* _TEXT_:
⟨
2.2. Synthesis of ZnFe₂O₄ Particles

To prepare ZnFe₂O₄ particles, mixtures of FeCl₃.6H₂O (0.4 M) and ZnCl₂.6H₂O (0.2M) were continuously stirred for 60 min, after which oleic acid (15 mL) was added as a capping agent. The mixture was maintained at a temperature of 80 °C and a pH range of 10–12 by dropwise addition of NaOH (2 M) until the appearance of precipitate while stirring for 2 h. The mixture was cooled to room temperature, filtered, and washed severally with water and ethanol. The residue obtained was oven-dried at 105 °C for 12 h and transferred to the furnace at 550 °C for 18 h.

2.3. Synthesis of ZnFe₂O₄@Chitosan Particles

To prepare ZnFe₂O₄@Chitosan, chitosan (1 g) was dissolved in acetic acid (50 mL, 2% v/v) and sonicated for 60 min. ZnFe₂O₄ (2 g) was added to the solution and stirred for 60 min. While maintaining room temperature, 30 mL of NaOH (1 M) were added and stirred for 40 min to form precipitates. The ZnFe₂O₄@Chitosan formed was filtered and washed severally with deionized water. The residue obtained was oven-dried at 40 °C for 12 h.

2.4. Characterization of ZnFe₂O₄@Chitosan Particles

The functional groups in ZnFe₂O₄@Chitosan were determined using FTIR (Agilent Technologies); spectrum was recorded in the range of 400–4500 cm⁻¹. The BET surface area was determined by N₂ gas adsorption using Nova 3200 quanta chrome. TG analysis was carried out using a Mettler thermogravimetric analyzer (SDT Q600 V20.9 Build 20). The X-ray diffraction pattern was measured in 2θ ranging from 5 to 90° using an X-ray diffractometer (Philip XRD-1390 PW model) with filtered Cu Kβ radiation operated at 40 kV and 40 mA. The SEM image was recorded using SEM JSM-T25 (JOEL Co., Japan), while elemental composition was estimated on EDS. VSM was carried out on a magnetometer and UV-visible absorption spectra were recorded on a UV-visible spectrophotometer (UV-vis: Cary 60).
⟩
* _RECORDED INFORMATION_:
⟨
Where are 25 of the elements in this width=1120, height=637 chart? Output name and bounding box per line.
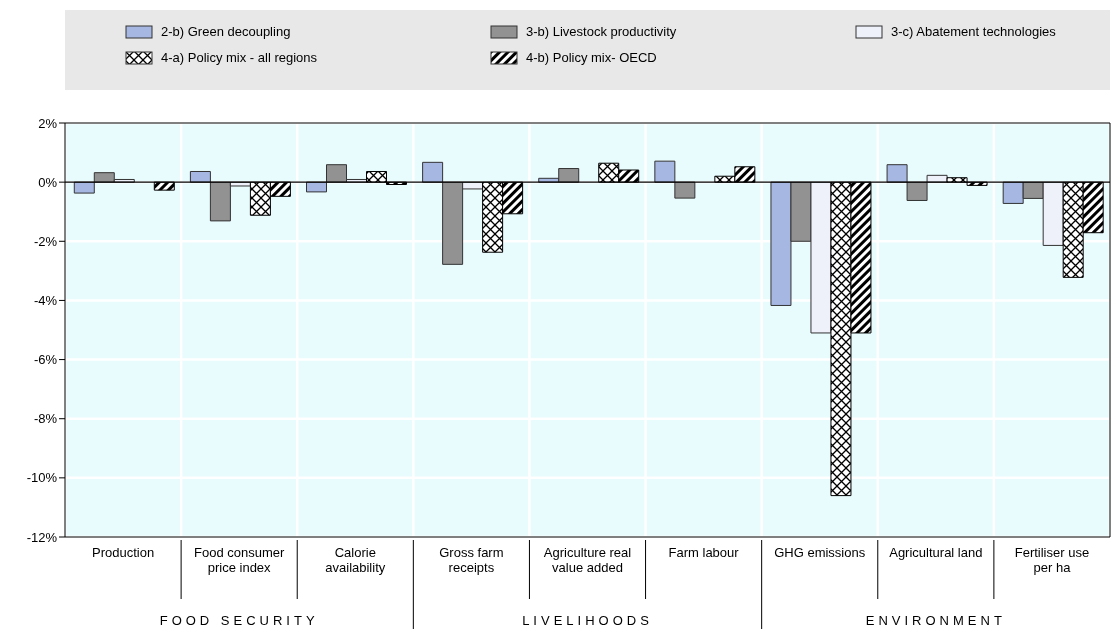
⟩
* _WRITTEN TASKS_:
1) Please answer these questions about the text on zinc ferrite particles:
(a) At what temperature and for how long was the dried ZnFe₂O₄ residue kept in the furnace?
(b) How much chitosan was dissolved in acetic acid?
(c) Which instrument recorded the UV-visible absorption spectra?
2) Continue the text on zinc ferrite particles from its last sentence.

* _ANSWER LIST_:
1)
(a) 550 °C for 18 h
(b) 1 g
(c) A UV-visible spectrophotometer (UV-vis: Cary 60)

2)
2.5. Photocatalytic Degradation of CIP, AMP and ERY by ZnFe₂O₄@Chitosan

The photodegradation study was carried out under visible light using a low-cost solar simulator (LSO1O6, 150 W Xe light source) with a filter holder and 90° beam turner. The degradation was achieved by contacting 100 mL of either CIP, AMP or ERY at a concentration of 5.00 mg L⁻¹ with 0.1 g of ZnFe₂O₄@Chitosan particle in a 150 mL beaker for 180 min while stirring gently at 80 rpm under the simulated visible-light irradiation, ensuring a distance of 20 cm between the UV lamp and the test solution. Samples were withdrawn at different intervals to monitor the degradation rate. The concentrations of CIP (λ_max = 271 nm), AMP (λ_max = 420 nm) and ERY (λ_max = 285 nm) were measured using a UV-visible spectrophotometer (Perkin Elmer, Lambda 750 spectrometer). The effect of the ZnFe₂O₄@Chitosan weight on degradation was checked by varying the weight of ZnFe₂O₄@Chitosan from 0.1 to 0.5 g, while the effect of concentration of CIP, AMP or ERY on degradation capacity was evaluated by varying the concentration from 1.00 to 5.00 mg L⁻¹ (CIP, AMP or ERY), and the effect of pH was determined by varying the pH solution from 2 to 10. The experiment was repeated in the dark to establish the adsorption–desorption equilibrium. All the experiments were repeated three times and values were presented as mean value. The degradation efficiency was calculated as:

$$Degradation Efficiency \left(\%\right)=100 x (1-\frac{C_t}{C_o})$$

(1)

where C_o is the initial concentration of CIP, AMP or ERY, and C_t is the concentration of CIP, AMP or ERY at time t. The adsorption capacity (q_t) and the percentage removal (% removal) for the adsorption–desorption equilibrium experiment in the dark was calculated as:

$$q_t=\frac{\left(C_o-C_t\right)V}{m}$$

(2)

$$\% removal=\frac{\left(C_o-Ct\right)}{C_o} X 100$$

(3)

Equation (4) was obtained by combining Equations (2) and (3)

$$q_t=\frac{\left(\% removal X C_o X V\right)}{100 X m}$$

(4)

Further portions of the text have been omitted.